• **Objective**:
In the records below, find the line with "Decode this image" and repeat it and every line after it, exactly, without any pictures.
======== Record set ========
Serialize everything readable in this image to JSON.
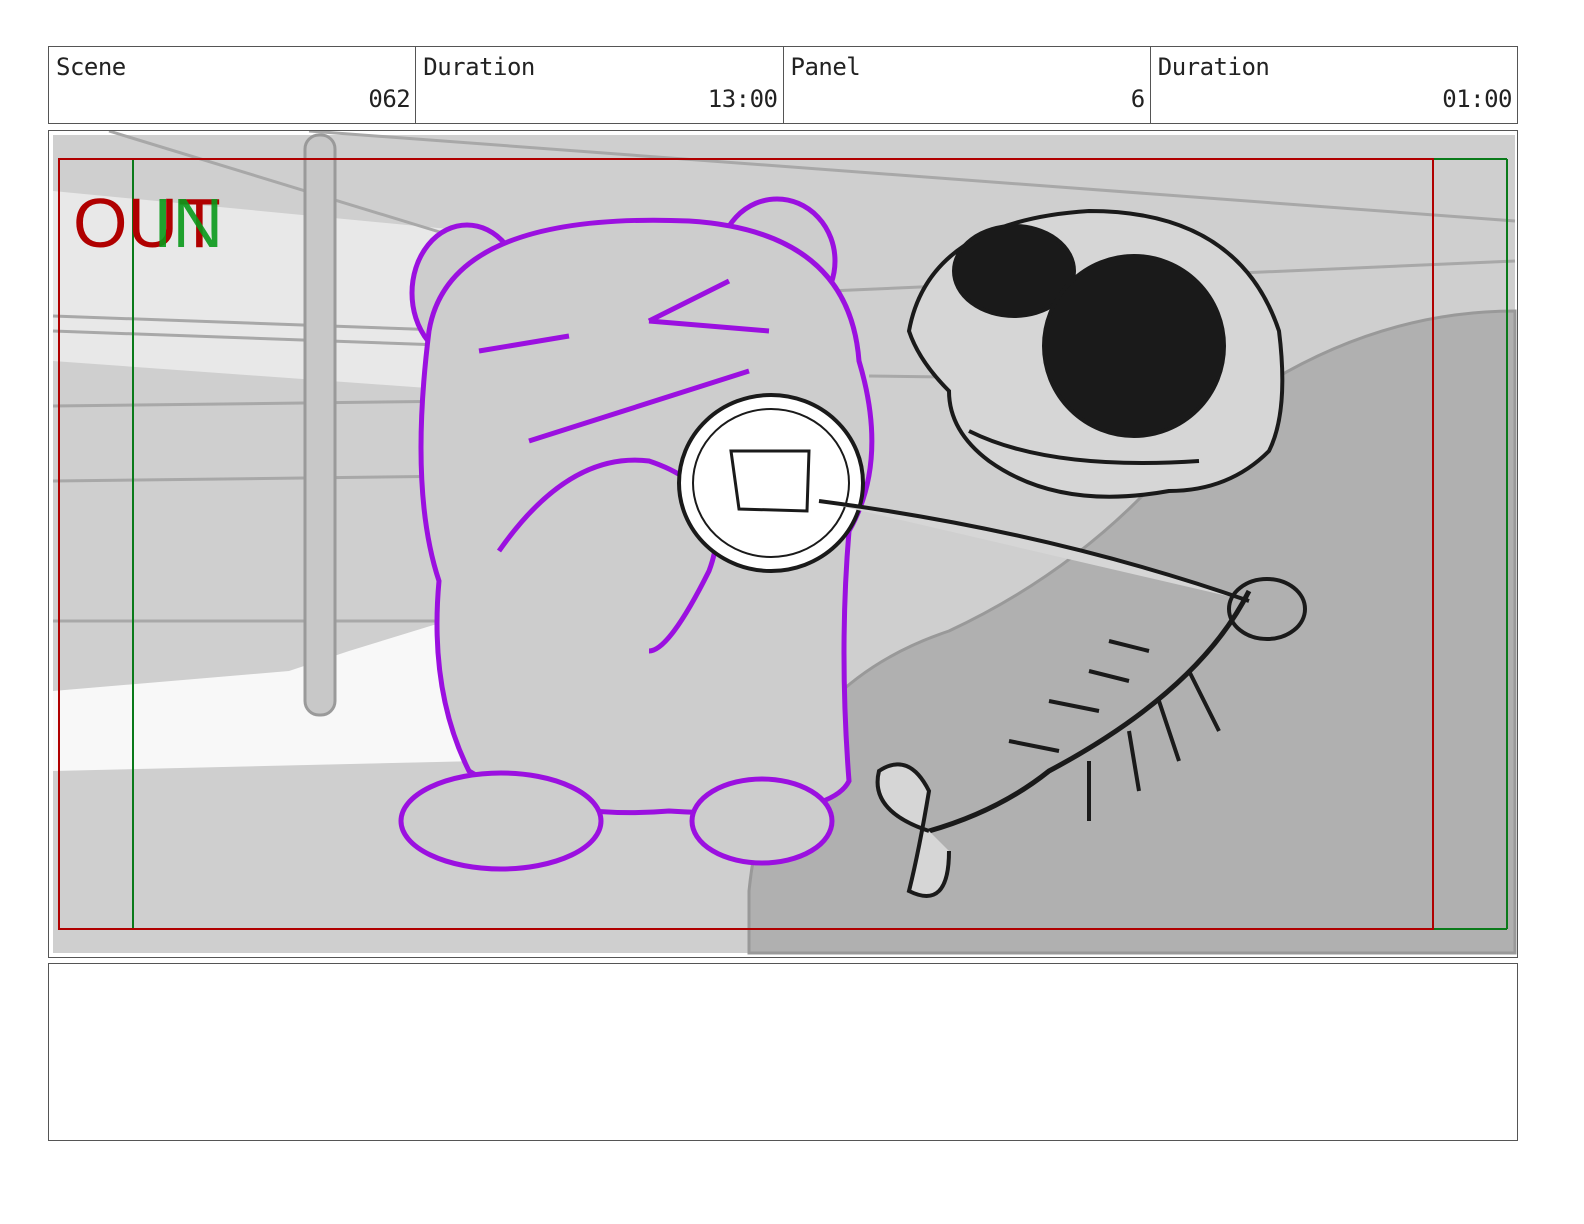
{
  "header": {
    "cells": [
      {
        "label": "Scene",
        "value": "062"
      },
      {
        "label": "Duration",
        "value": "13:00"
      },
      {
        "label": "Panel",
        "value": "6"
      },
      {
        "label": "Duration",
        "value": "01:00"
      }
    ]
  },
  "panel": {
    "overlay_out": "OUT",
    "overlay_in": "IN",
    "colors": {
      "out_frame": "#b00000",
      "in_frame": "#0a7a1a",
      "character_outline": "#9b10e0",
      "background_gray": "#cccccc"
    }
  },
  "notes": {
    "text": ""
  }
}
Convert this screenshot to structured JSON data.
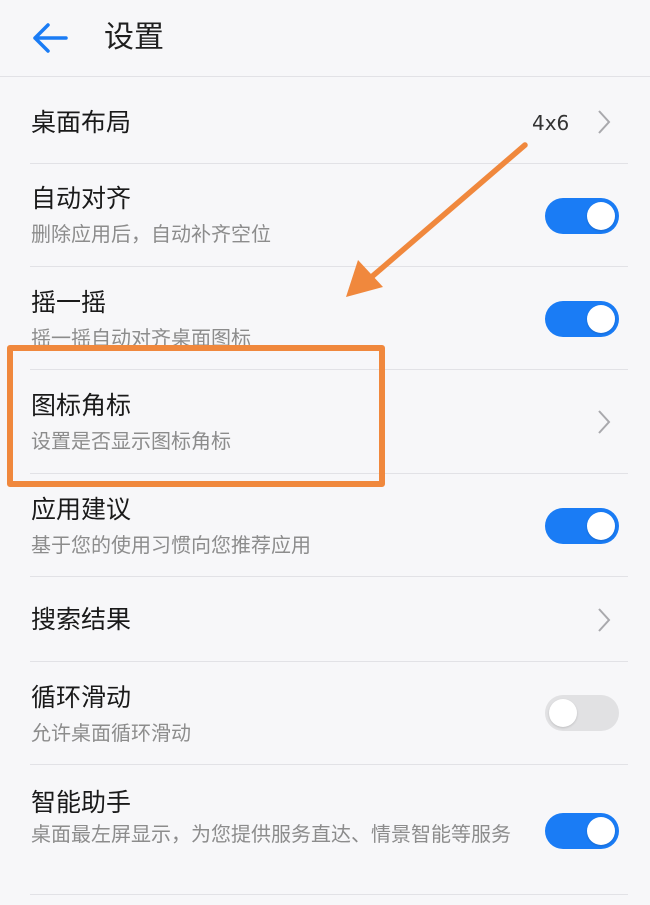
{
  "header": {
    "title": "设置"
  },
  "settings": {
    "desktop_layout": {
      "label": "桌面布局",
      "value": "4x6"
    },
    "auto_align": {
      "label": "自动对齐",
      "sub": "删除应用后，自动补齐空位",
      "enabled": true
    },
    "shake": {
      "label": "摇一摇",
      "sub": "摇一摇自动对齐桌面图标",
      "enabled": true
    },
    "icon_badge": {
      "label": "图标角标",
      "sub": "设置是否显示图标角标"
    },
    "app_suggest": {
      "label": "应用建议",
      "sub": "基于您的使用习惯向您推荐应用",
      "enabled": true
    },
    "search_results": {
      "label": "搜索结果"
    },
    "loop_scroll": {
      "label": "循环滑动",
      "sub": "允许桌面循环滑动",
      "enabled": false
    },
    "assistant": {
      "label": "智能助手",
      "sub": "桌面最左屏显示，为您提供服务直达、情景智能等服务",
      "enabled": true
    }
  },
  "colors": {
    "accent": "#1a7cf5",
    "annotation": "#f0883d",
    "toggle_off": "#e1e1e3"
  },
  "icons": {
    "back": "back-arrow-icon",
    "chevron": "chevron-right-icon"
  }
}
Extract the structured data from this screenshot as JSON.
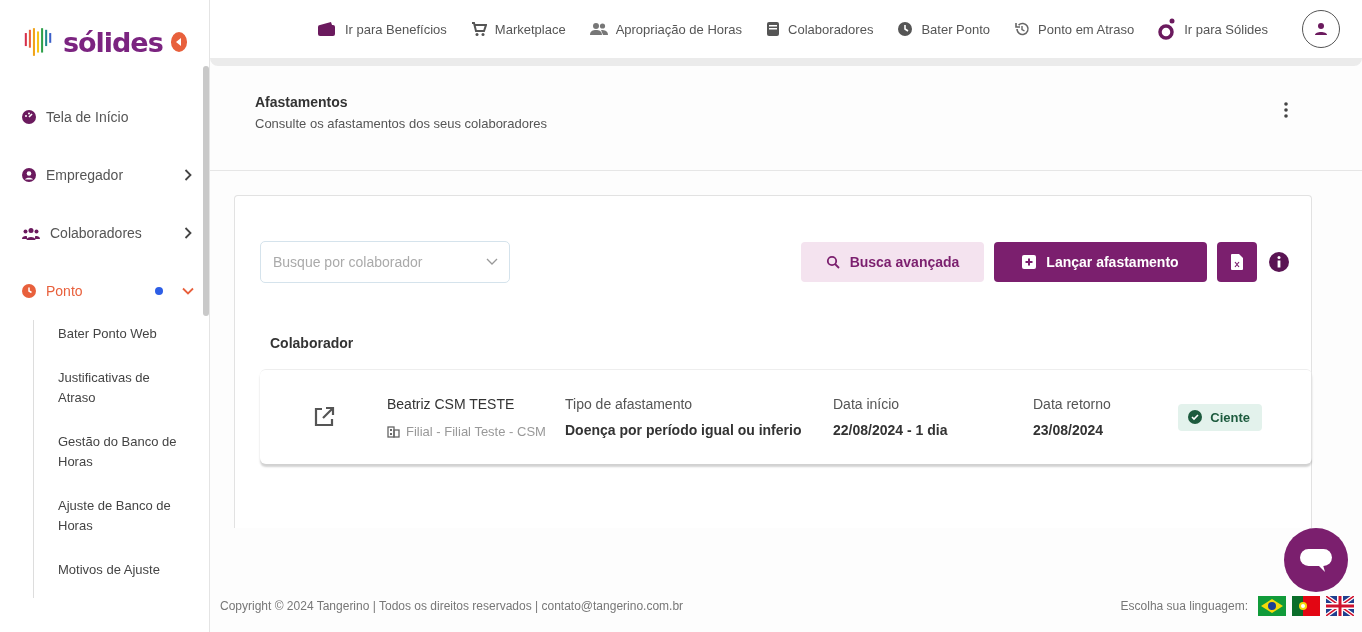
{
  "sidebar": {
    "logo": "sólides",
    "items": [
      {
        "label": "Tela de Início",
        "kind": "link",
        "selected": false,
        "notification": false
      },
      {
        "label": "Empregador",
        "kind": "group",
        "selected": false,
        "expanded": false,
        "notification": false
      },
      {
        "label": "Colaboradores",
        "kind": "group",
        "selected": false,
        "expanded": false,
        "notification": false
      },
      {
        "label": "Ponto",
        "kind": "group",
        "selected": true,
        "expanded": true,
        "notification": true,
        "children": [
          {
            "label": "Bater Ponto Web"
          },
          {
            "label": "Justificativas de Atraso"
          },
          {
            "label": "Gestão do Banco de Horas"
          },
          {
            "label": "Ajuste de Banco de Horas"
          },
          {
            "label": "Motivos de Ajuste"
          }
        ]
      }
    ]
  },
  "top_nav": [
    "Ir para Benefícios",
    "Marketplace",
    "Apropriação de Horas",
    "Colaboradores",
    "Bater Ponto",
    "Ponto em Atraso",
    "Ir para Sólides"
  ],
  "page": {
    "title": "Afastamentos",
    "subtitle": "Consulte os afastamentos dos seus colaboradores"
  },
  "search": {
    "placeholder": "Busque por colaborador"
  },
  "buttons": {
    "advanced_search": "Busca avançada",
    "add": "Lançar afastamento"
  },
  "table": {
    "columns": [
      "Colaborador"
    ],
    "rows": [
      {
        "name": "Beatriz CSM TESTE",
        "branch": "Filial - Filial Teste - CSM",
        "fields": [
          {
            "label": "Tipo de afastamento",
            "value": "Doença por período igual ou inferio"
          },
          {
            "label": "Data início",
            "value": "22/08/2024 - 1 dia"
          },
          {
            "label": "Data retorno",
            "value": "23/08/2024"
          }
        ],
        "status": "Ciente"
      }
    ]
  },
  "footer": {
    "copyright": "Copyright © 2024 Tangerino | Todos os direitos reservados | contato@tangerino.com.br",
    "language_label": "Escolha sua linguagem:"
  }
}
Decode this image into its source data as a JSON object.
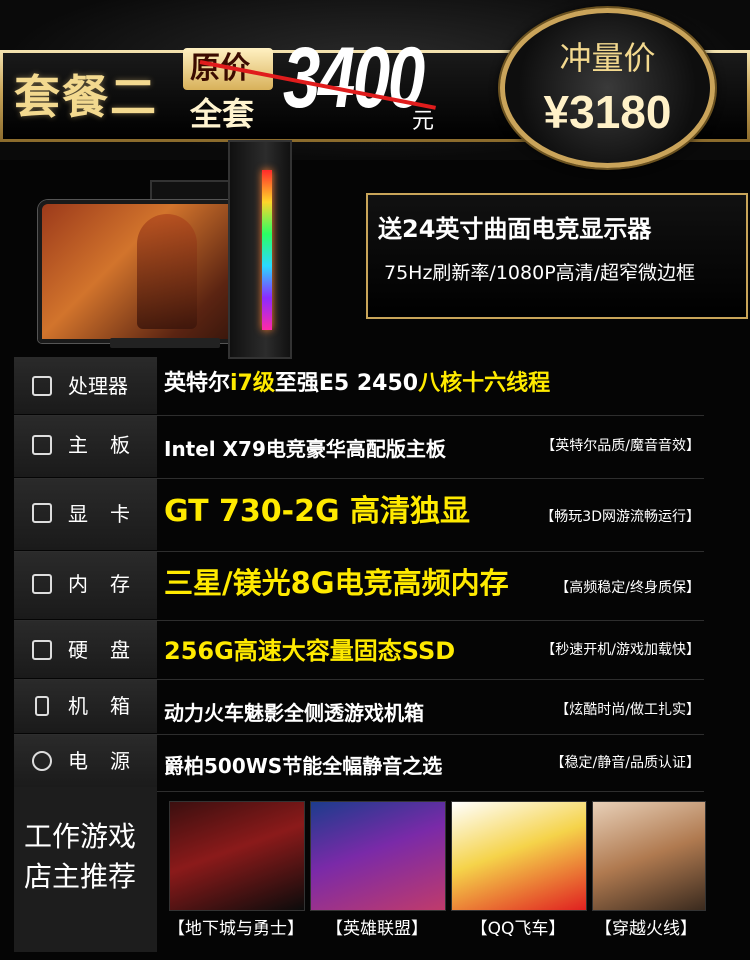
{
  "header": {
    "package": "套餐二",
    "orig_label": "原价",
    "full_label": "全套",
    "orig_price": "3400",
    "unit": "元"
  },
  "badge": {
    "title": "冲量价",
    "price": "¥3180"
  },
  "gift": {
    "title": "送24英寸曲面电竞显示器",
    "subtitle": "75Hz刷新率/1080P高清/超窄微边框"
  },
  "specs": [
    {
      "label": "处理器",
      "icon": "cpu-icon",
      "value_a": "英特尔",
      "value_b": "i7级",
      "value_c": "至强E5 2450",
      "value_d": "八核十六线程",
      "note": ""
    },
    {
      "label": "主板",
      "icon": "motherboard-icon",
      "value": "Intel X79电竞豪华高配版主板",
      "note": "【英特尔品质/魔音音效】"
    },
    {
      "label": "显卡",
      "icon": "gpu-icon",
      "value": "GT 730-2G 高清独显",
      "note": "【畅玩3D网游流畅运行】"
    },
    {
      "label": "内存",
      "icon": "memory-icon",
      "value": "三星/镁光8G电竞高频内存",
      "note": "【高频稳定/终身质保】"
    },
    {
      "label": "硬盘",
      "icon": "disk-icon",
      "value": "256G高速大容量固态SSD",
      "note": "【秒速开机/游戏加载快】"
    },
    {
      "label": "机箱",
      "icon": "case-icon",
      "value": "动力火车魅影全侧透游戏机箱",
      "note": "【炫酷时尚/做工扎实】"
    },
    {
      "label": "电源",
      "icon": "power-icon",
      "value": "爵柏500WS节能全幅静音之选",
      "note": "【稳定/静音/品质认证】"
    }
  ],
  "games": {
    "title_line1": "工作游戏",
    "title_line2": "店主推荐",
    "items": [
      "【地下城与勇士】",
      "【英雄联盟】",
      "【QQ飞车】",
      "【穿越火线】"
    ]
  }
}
========
• **Correct response**:
Decode this image into its source data as a JSON object.
{
  "header": {
    "package": "套餐二",
    "orig_label": "原价",
    "full_label": "全套",
    "orig_price": "3400",
    "unit": "元"
  },
  "badge": {
    "title": "冲量价",
    "price": "¥3180"
  },
  "gift": {
    "title": "送24英寸曲面电竞显示器",
    "subtitle": "75Hz刷新率/1080P高清/超窄微边框"
  },
  "specs": [
    {
      "label": "处理器",
      "icon": "cpu-icon",
      "value_a": "英特尔",
      "value_b": "i7级",
      "value_c": "至强E5 2450",
      "value_d": "八核十六线程",
      "note": ""
    },
    {
      "label": "主板",
      "icon": "motherboard-icon",
      "value": "Intel X79电竞豪华高配版主板",
      "note": "【英特尔品质/魔音音效】"
    },
    {
      "label": "显卡",
      "icon": "gpu-icon",
      "value": "GT 730-2G 高清独显",
      "note": "【畅玩3D网游流畅运行】"
    },
    {
      "label": "内存",
      "icon": "memory-icon",
      "value": "三星/镁光8G电竞高频内存",
      "note": "【高频稳定/终身质保】"
    },
    {
      "label": "硬盘",
      "icon": "disk-icon",
      "value": "256G高速大容量固态SSD",
      "note": "【秒速开机/游戏加载快】"
    },
    {
      "label": "机箱",
      "icon": "case-icon",
      "value": "动力火车魅影全侧透游戏机箱",
      "note": "【炫酷时尚/做工扎实】"
    },
    {
      "label": "电源",
      "icon": "power-icon",
      "value": "爵柏500WS节能全幅静音之选",
      "note": "【稳定/静音/品质认证】"
    }
  ],
  "games": {
    "title_line1": "工作游戏",
    "title_line2": "店主推荐",
    "items": [
      "【地下城与勇士】",
      "【英雄联盟】",
      "【QQ飞车】",
      "【穿越火线】"
    ]
  }
}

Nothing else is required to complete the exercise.